▶ [Task goal] Go through the listing and copy each line with the string "this".

▶ [Available records]

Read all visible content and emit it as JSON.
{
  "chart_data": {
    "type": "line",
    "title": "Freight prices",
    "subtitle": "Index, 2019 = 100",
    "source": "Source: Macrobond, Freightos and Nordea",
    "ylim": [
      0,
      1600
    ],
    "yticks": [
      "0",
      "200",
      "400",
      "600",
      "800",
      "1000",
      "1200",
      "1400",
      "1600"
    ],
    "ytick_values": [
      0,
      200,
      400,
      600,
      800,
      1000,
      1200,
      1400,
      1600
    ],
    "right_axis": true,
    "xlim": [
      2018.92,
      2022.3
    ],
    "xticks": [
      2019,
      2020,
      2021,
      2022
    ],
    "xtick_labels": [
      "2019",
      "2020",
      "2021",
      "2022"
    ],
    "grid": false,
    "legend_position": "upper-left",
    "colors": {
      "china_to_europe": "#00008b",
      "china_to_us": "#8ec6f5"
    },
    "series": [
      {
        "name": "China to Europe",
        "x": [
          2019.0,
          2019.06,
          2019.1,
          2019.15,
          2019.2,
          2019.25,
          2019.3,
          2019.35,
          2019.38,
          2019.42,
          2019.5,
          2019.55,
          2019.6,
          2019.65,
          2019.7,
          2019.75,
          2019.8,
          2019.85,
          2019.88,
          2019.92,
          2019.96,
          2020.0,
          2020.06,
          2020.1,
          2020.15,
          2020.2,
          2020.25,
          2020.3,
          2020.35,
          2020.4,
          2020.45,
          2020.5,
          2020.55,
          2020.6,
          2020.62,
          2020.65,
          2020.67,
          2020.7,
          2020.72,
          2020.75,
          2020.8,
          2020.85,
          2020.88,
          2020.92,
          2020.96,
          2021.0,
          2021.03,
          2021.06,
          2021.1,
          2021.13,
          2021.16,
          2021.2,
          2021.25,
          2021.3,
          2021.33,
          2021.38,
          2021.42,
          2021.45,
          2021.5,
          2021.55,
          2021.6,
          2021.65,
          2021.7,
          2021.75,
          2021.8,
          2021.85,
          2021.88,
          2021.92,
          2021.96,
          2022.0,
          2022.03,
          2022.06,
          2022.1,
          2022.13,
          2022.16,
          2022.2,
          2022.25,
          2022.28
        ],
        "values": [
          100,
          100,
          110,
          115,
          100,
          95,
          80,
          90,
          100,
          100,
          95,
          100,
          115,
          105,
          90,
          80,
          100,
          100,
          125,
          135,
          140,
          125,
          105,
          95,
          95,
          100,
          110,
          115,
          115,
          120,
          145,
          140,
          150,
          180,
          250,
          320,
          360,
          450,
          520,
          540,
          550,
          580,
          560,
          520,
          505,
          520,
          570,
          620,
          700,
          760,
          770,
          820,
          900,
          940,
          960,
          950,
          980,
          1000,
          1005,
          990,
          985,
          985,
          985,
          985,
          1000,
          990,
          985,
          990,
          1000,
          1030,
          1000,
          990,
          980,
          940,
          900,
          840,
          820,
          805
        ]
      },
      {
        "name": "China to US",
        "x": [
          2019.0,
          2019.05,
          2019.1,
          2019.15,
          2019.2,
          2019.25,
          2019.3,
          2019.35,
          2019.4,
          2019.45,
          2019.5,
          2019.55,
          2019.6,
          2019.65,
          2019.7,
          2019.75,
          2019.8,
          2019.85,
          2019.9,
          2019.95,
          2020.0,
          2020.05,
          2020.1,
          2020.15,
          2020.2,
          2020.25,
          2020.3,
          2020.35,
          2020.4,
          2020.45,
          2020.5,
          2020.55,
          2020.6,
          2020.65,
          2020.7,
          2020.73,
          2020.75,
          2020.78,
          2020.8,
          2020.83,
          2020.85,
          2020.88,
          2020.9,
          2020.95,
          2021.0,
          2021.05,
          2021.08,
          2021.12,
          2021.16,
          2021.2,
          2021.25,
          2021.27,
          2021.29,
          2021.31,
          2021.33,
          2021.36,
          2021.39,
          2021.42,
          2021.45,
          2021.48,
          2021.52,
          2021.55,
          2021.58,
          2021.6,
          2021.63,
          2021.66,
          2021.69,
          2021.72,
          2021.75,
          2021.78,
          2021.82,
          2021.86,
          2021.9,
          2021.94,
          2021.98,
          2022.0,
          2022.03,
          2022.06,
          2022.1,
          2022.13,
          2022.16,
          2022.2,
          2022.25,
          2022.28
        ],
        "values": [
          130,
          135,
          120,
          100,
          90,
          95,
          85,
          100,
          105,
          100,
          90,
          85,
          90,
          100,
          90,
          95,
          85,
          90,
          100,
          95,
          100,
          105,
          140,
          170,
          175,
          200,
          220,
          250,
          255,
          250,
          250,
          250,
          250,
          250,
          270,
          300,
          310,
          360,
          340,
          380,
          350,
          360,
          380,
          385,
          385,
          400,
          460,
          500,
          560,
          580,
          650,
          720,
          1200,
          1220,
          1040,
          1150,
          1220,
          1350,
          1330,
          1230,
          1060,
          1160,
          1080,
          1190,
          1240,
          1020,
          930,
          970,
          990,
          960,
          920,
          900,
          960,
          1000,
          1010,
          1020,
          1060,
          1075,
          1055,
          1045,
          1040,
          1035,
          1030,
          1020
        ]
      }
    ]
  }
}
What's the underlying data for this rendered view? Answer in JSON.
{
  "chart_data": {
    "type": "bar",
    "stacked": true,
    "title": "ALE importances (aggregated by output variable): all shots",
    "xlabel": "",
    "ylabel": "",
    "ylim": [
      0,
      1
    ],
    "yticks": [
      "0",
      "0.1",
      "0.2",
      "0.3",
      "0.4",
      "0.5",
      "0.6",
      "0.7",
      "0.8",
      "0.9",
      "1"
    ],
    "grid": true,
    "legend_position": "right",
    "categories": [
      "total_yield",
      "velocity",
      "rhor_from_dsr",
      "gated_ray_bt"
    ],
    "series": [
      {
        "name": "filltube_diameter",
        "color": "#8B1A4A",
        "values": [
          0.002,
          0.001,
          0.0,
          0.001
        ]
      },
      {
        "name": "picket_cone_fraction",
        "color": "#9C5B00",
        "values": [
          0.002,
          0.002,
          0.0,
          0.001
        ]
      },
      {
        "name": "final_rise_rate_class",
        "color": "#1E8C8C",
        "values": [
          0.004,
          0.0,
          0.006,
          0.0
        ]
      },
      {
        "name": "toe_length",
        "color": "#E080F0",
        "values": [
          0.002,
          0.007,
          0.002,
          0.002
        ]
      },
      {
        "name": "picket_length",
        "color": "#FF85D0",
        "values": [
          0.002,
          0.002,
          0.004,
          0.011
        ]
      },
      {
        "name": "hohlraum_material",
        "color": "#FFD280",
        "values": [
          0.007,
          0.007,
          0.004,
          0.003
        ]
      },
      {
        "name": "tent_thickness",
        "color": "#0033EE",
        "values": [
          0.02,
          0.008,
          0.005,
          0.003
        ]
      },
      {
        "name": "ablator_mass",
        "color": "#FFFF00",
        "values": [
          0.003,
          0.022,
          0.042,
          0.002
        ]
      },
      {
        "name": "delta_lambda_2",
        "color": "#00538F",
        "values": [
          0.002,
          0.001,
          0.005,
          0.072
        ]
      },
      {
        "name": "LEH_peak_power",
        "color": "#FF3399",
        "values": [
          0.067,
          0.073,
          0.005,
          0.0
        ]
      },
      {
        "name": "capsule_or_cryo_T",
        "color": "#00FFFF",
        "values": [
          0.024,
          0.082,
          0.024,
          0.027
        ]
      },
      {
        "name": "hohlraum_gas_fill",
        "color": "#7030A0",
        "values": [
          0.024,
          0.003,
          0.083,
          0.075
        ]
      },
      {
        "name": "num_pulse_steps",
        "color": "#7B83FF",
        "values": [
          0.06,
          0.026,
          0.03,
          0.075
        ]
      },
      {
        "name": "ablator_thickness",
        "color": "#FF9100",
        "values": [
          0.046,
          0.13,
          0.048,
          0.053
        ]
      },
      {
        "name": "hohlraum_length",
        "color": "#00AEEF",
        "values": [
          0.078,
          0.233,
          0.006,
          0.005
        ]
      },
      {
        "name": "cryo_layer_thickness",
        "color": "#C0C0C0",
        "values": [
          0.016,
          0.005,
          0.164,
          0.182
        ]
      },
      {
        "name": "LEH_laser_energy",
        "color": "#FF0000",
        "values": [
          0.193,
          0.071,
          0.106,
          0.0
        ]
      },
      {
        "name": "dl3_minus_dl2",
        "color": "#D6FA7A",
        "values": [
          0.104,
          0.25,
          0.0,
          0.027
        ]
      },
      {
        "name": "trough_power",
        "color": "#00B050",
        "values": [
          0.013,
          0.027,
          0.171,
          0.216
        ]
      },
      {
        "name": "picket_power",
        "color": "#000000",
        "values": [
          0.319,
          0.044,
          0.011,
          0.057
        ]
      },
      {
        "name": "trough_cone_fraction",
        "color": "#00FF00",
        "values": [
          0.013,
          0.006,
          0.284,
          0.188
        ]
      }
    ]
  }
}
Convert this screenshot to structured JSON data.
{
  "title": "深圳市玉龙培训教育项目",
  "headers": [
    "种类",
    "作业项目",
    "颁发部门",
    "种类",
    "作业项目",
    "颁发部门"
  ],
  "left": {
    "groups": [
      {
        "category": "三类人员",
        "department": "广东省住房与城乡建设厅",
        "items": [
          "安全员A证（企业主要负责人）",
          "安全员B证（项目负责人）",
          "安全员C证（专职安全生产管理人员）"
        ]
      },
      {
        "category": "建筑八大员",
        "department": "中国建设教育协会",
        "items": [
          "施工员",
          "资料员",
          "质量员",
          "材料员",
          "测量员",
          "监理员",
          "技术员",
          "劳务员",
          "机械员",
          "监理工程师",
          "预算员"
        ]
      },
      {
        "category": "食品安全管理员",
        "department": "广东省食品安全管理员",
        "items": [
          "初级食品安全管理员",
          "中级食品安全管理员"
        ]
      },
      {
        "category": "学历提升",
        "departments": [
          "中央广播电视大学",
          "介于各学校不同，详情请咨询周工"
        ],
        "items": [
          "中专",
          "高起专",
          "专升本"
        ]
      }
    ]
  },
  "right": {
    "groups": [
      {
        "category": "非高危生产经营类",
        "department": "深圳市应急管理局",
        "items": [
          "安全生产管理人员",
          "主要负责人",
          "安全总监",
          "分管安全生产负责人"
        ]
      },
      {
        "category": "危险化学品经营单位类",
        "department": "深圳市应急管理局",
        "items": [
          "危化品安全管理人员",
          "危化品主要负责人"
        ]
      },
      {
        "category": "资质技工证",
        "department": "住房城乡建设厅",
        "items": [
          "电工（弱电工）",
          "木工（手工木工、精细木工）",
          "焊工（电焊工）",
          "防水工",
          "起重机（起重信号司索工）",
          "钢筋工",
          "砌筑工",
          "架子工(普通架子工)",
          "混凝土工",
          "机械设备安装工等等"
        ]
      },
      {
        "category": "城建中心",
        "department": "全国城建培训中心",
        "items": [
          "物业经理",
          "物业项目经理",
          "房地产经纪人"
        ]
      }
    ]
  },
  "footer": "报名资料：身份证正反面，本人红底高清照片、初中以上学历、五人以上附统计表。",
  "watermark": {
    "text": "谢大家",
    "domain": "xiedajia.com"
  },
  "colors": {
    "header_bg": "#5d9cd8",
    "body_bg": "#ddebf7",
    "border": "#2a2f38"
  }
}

▶ [Task output]
What's the underlying data for this rendered view? Answer in JSON.
Convert this screenshot to structured JSON data.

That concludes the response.